Print all of the data exactly.

-- BEGIN --

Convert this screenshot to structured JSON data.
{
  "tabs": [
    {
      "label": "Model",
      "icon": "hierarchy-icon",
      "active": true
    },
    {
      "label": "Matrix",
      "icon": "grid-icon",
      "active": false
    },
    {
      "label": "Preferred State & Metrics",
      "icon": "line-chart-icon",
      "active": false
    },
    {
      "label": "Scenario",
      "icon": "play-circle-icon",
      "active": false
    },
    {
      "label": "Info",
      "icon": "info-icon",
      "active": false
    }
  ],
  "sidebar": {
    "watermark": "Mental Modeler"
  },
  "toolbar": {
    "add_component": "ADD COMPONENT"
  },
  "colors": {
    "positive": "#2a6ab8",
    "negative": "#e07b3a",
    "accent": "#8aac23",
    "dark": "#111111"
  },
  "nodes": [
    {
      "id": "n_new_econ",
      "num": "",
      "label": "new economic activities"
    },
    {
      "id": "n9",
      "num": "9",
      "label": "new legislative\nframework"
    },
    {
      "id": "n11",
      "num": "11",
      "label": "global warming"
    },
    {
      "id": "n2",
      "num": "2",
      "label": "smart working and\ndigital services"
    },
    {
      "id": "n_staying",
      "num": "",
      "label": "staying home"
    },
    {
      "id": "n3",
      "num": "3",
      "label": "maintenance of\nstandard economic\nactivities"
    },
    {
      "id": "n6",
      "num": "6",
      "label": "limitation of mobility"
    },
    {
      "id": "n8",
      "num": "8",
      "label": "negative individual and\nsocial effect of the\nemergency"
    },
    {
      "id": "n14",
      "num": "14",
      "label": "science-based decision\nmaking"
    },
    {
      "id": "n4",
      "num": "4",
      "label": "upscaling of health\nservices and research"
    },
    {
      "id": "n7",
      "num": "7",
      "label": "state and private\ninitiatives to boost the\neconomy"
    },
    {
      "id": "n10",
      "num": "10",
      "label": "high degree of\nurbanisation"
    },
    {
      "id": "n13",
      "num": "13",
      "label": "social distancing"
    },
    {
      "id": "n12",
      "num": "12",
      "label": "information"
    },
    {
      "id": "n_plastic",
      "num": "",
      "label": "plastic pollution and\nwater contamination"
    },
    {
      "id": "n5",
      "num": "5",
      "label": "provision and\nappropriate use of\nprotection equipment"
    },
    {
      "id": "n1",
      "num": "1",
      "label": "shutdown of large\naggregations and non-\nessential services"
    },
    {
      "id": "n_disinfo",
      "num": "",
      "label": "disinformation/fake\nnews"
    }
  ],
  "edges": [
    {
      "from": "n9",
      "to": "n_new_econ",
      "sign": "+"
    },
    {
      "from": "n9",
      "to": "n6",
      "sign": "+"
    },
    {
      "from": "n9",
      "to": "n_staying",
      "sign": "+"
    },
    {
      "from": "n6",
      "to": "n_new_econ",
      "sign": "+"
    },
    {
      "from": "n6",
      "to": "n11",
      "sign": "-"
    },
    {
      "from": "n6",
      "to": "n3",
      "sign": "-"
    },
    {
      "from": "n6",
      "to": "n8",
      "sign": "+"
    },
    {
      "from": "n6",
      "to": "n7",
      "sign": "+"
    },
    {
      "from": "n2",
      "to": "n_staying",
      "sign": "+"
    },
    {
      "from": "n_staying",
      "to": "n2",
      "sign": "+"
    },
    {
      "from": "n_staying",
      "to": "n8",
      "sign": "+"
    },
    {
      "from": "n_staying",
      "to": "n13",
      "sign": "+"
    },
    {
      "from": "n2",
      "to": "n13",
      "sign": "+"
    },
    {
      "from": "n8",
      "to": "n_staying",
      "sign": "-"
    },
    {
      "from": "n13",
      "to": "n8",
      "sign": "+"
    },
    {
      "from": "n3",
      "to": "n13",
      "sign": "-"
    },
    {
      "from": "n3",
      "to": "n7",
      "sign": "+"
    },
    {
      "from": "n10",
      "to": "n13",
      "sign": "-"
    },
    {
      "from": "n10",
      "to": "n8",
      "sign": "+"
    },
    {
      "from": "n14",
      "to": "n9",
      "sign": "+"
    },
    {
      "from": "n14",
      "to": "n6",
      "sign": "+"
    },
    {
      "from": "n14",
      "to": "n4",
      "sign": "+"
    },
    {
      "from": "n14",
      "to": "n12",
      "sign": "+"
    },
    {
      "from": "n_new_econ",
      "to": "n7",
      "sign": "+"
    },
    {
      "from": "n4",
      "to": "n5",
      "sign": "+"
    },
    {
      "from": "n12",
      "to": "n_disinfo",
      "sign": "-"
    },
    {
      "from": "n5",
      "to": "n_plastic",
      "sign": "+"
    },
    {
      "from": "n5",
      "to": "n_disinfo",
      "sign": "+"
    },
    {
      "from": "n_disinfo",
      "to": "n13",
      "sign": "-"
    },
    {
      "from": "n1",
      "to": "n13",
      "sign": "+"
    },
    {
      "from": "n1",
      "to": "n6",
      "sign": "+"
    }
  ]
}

-- END --

**CORRECT OUTPUT:**
Convert this screenshot to structured JSON data.
{
  "tabs": [
    {
      "label": "Model",
      "icon": "hierarchy-icon",
      "active": true
    },
    {
      "label": "Matrix",
      "icon": "grid-icon",
      "active": false
    },
    {
      "label": "Preferred State & Metrics",
      "icon": "line-chart-icon",
      "active": false
    },
    {
      "label": "Scenario",
      "icon": "play-circle-icon",
      "active": false
    },
    {
      "label": "Info",
      "icon": "info-icon",
      "active": false
    }
  ],
  "sidebar": {
    "watermark": "Mental Modeler"
  },
  "toolbar": {
    "add_component": "ADD COMPONENT"
  },
  "colors": {
    "positive": "#2a6ab8",
    "negative": "#e07b3a",
    "accent": "#8aac23",
    "dark": "#111111"
  },
  "nodes": [
    {
      "id": "n_new_econ",
      "num": "",
      "label": "new economic activities"
    },
    {
      "id": "n9",
      "num": "9",
      "label": "new legislative\nframework"
    },
    {
      "id": "n11",
      "num": "11",
      "label": "global warming"
    },
    {
      "id": "n2",
      "num": "2",
      "label": "smart working and\ndigital services"
    },
    {
      "id": "n_staying",
      "num": "",
      "label": "staying home"
    },
    {
      "id": "n3",
      "num": "3",
      "label": "maintenance of\nstandard economic\nactivities"
    },
    {
      "id": "n6",
      "num": "6",
      "label": "limitation of mobility"
    },
    {
      "id": "n8",
      "num": "8",
      "label": "negative individual and\nsocial effect of the\nemergency"
    },
    {
      "id": "n14",
      "num": "14",
      "label": "science-based decision\nmaking"
    },
    {
      "id": "n4",
      "num": "4",
      "label": "upscaling of health\nservices and research"
    },
    {
      "id": "n7",
      "num": "7",
      "label": "state and private\ninitiatives to boost the\neconomy"
    },
    {
      "id": "n10",
      "num": "10",
      "label": "high degree of\nurbanisation"
    },
    {
      "id": "n13",
      "num": "13",
      "label": "social distancing"
    },
    {
      "id": "n12",
      "num": "12",
      "label": "information"
    },
    {
      "id": "n_plastic",
      "num": "",
      "label": "plastic pollution and\nwater contamination"
    },
    {
      "id": "n5",
      "num": "5",
      "label": "provision and\nappropriate use of\nprotection equipment"
    },
    {
      "id": "n1",
      "num": "1",
      "label": "shutdown of large\naggregations and non-\nessential services"
    },
    {
      "id": "n_disinfo",
      "num": "",
      "label": "disinformation/fake\nnews"
    }
  ],
  "edges": [
    {
      "from": "n9",
      "to": "n_new_econ",
      "sign": "+"
    },
    {
      "from": "n9",
      "to": "n6",
      "sign": "+"
    },
    {
      "from": "n9",
      "to": "n_staying",
      "sign": "+"
    },
    {
      "from": "n6",
      "to": "n_new_econ",
      "sign": "+"
    },
    {
      "from": "n6",
      "to": "n11",
      "sign": "-"
    },
    {
      "from": "n6",
      "to": "n3",
      "sign": "-"
    },
    {
      "from": "n6",
      "to": "n8",
      "sign": "+"
    },
    {
      "from": "n6",
      "to": "n7",
      "sign": "+"
    },
    {
      "from": "n2",
      "to": "n_staying",
      "sign": "+"
    },
    {
      "from": "n_staying",
      "to": "n2",
      "sign": "+"
    },
    {
      "from": "n_staying",
      "to": "n8",
      "sign": "+"
    },
    {
      "from": "n_staying",
      "to": "n13",
      "sign": "+"
    },
    {
      "from": "n2",
      "to": "n13",
      "sign": "+"
    },
    {
      "from": "n8",
      "to": "n_staying",
      "sign": "-"
    },
    {
      "from": "n13",
      "to": "n8",
      "sign": "+"
    },
    {
      "from": "n3",
      "to": "n13",
      "sign": "-"
    },
    {
      "from": "n3",
      "to": "n7",
      "sign": "+"
    },
    {
      "from": "n10",
      "to": "n13",
      "sign": "-"
    },
    {
      "from": "n10",
      "to": "n8",
      "sign": "+"
    },
    {
      "from": "n14",
      "to": "n9",
      "sign": "+"
    },
    {
      "from": "n14",
      "to": "n6",
      "sign": "+"
    },
    {
      "from": "n14",
      "to": "n4",
      "sign": "+"
    },
    {
      "from": "n14",
      "to": "n12",
      "sign": "+"
    },
    {
      "from": "n_new_econ",
      "to": "n7",
      "sign": "+"
    },
    {
      "from": "n4",
      "to": "n5",
      "sign": "+"
    },
    {
      "from": "n12",
      "to": "n_disinfo",
      "sign": "-"
    },
    {
      "from": "n5",
      "to": "n_plastic",
      "sign": "+"
    },
    {
      "from": "n5",
      "to": "n_disinfo",
      "sign": "+"
    },
    {
      "from": "n_disinfo",
      "to": "n13",
      "sign": "-"
    },
    {
      "from": "n1",
      "to": "n13",
      "sign": "+"
    },
    {
      "from": "n1",
      "to": "n6",
      "sign": "+"
    }
  ]
}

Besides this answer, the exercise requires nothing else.